Dataset records
** START **

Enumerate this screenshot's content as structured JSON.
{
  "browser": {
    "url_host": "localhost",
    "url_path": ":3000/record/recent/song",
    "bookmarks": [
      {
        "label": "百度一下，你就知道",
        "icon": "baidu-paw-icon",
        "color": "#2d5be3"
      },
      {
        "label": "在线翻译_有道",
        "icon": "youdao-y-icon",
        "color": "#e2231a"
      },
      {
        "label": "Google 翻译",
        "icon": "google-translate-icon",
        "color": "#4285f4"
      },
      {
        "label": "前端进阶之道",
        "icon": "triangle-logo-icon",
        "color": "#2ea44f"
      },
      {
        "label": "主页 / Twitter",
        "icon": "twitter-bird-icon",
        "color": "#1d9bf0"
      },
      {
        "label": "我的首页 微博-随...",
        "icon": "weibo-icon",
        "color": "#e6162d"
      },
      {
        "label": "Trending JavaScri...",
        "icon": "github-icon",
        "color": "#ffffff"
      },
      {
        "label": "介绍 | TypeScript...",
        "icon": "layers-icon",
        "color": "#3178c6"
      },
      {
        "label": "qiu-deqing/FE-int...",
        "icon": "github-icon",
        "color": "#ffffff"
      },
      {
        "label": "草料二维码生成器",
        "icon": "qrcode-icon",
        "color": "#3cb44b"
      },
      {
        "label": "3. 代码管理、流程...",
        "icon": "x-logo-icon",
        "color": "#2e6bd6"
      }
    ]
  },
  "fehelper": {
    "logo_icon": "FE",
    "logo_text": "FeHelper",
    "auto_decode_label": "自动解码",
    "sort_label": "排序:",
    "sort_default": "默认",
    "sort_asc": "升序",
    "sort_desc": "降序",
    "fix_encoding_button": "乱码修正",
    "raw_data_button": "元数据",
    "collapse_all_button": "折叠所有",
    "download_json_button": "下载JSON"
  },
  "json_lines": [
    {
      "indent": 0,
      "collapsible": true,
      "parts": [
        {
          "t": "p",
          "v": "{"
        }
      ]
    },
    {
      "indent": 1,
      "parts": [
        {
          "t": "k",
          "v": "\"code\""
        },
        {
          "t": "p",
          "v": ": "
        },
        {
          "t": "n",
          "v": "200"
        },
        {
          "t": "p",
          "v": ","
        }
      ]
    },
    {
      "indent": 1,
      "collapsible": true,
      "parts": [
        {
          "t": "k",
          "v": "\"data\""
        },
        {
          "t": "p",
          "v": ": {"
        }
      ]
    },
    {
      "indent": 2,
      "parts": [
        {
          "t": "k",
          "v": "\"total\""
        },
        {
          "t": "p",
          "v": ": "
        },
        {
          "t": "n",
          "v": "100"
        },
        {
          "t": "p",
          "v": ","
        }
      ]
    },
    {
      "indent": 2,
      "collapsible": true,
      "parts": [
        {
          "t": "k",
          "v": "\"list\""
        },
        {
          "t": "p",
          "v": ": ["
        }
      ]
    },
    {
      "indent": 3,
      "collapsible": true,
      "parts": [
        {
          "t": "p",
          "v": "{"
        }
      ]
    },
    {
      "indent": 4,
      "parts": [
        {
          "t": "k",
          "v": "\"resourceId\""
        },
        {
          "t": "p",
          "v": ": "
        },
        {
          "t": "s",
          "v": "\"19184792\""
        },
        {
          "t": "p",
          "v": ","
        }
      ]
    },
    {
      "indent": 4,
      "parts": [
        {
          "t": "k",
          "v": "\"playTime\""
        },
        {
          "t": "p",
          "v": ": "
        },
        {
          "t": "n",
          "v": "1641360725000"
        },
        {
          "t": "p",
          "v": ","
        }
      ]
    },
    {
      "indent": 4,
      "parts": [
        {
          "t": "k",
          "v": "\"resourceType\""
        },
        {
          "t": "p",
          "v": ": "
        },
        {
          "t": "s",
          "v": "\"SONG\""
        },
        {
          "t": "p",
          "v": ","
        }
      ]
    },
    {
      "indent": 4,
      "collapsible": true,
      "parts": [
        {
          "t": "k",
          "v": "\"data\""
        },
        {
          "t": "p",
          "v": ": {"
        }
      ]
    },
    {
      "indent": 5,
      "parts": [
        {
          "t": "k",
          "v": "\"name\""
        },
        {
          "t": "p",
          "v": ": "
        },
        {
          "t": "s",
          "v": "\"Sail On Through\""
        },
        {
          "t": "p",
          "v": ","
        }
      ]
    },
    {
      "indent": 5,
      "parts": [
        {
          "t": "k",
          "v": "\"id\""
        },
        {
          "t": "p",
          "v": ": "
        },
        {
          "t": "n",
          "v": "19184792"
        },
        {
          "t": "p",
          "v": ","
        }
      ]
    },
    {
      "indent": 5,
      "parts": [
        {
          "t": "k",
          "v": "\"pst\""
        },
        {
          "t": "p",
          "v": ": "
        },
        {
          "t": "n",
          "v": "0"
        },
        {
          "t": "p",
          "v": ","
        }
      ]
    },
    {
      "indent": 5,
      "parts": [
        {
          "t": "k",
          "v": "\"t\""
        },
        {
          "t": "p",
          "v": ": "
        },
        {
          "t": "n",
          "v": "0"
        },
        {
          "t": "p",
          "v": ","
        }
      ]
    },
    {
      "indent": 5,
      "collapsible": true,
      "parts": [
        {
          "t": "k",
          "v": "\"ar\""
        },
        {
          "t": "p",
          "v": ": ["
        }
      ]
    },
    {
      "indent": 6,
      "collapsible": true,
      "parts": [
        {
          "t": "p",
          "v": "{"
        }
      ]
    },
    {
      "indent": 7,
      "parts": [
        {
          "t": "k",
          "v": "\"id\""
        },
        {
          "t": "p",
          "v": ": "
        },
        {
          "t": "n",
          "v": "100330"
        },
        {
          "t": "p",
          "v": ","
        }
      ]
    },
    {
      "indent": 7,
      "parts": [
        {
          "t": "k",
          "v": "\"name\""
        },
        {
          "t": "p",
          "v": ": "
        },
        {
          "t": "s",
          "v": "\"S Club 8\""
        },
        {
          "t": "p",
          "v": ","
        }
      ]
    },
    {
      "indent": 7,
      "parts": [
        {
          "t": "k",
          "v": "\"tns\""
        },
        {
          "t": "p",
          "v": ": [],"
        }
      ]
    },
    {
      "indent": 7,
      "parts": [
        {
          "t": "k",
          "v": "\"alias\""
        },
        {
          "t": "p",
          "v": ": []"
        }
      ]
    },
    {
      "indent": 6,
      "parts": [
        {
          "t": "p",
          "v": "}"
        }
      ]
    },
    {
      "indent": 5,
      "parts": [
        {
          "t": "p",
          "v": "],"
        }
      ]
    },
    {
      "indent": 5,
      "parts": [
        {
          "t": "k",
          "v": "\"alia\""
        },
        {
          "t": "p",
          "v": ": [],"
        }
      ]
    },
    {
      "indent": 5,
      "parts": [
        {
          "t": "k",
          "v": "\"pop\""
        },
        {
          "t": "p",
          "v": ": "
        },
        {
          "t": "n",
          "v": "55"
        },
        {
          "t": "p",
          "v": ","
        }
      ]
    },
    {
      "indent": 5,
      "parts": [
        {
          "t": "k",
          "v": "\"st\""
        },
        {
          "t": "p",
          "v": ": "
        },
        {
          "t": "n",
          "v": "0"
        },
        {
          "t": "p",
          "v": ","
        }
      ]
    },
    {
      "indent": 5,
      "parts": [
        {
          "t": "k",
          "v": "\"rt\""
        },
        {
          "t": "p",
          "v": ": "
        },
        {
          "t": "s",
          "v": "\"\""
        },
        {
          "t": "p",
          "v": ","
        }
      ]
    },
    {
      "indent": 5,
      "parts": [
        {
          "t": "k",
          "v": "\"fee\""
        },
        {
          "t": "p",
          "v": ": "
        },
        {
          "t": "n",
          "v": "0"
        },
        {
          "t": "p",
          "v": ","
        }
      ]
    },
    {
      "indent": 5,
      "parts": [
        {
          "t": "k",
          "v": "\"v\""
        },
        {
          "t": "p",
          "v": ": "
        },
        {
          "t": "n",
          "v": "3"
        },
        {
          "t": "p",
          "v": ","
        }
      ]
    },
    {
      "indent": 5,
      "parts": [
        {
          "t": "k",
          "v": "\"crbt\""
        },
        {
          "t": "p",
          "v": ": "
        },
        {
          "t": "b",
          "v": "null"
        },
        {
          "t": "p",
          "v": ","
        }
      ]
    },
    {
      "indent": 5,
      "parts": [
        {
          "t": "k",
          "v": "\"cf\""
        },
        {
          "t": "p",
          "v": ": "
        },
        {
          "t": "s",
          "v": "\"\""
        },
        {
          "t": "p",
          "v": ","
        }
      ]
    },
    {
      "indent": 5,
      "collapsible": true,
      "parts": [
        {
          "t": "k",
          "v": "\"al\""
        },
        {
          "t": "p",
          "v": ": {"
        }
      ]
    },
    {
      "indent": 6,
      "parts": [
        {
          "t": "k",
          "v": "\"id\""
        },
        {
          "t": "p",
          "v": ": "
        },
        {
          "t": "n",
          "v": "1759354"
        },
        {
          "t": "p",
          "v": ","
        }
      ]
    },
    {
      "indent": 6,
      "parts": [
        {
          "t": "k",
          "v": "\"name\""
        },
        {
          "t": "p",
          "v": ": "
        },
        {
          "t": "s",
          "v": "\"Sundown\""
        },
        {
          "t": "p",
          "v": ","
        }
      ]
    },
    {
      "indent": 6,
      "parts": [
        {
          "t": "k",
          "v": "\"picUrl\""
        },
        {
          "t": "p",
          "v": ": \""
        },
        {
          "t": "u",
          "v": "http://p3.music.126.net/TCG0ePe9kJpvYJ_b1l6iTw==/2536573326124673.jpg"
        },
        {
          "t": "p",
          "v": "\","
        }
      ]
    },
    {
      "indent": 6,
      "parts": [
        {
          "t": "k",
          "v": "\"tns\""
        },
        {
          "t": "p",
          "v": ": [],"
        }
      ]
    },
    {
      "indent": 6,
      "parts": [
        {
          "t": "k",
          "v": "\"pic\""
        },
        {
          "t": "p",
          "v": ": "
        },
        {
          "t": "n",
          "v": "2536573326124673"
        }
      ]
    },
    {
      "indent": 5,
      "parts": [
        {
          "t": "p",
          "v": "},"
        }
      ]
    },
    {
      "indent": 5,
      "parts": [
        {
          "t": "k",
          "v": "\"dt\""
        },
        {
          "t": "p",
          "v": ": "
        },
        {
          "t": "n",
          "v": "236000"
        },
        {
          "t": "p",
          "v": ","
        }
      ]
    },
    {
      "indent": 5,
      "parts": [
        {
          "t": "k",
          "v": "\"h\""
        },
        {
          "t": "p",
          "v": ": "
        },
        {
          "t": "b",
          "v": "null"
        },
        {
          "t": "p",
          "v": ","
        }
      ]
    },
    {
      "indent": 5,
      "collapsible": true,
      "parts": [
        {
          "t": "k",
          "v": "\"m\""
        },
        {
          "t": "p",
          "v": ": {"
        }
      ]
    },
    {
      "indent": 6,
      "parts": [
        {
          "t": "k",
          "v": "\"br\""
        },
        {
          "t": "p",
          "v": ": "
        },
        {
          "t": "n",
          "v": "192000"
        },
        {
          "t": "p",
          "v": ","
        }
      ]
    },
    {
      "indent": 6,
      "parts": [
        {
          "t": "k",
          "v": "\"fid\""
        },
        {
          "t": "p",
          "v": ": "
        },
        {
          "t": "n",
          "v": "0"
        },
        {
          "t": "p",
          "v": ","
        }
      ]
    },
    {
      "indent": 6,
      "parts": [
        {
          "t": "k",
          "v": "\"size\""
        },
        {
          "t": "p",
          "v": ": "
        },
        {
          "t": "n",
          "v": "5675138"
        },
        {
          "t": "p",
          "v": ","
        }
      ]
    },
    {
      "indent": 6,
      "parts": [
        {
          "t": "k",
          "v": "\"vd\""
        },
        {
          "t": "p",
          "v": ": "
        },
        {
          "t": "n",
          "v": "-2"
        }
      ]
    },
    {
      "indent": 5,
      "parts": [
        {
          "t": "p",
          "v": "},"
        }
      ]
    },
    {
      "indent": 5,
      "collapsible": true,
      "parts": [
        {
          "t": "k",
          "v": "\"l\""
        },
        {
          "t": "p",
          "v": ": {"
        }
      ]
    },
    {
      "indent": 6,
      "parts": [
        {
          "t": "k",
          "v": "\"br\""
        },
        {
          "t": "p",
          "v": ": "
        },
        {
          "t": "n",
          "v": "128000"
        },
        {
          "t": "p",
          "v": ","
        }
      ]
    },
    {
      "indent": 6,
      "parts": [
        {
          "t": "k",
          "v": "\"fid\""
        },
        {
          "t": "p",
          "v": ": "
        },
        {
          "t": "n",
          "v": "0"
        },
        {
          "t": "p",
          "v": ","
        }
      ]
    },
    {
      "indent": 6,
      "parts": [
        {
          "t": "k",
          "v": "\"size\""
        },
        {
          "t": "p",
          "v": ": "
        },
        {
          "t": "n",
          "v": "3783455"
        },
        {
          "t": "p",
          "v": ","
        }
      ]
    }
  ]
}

** END **

WHAT YOU WILL DO
Go through the records and show every line with the string "color" in it.

TASK RESULT
        "color": "#2d5be3"
        "color": "#e2231a"
        "color": "#4285f4"
        "color": "#2ea44f"
        "color": "#1d9bf0"
        "color": "#e6162d"
        "color": "#ffffff"
        "color": "#3178c6"
        "color": "#ffffff"
        "color": "#3cb44b"
        "color": "#2e6bd6"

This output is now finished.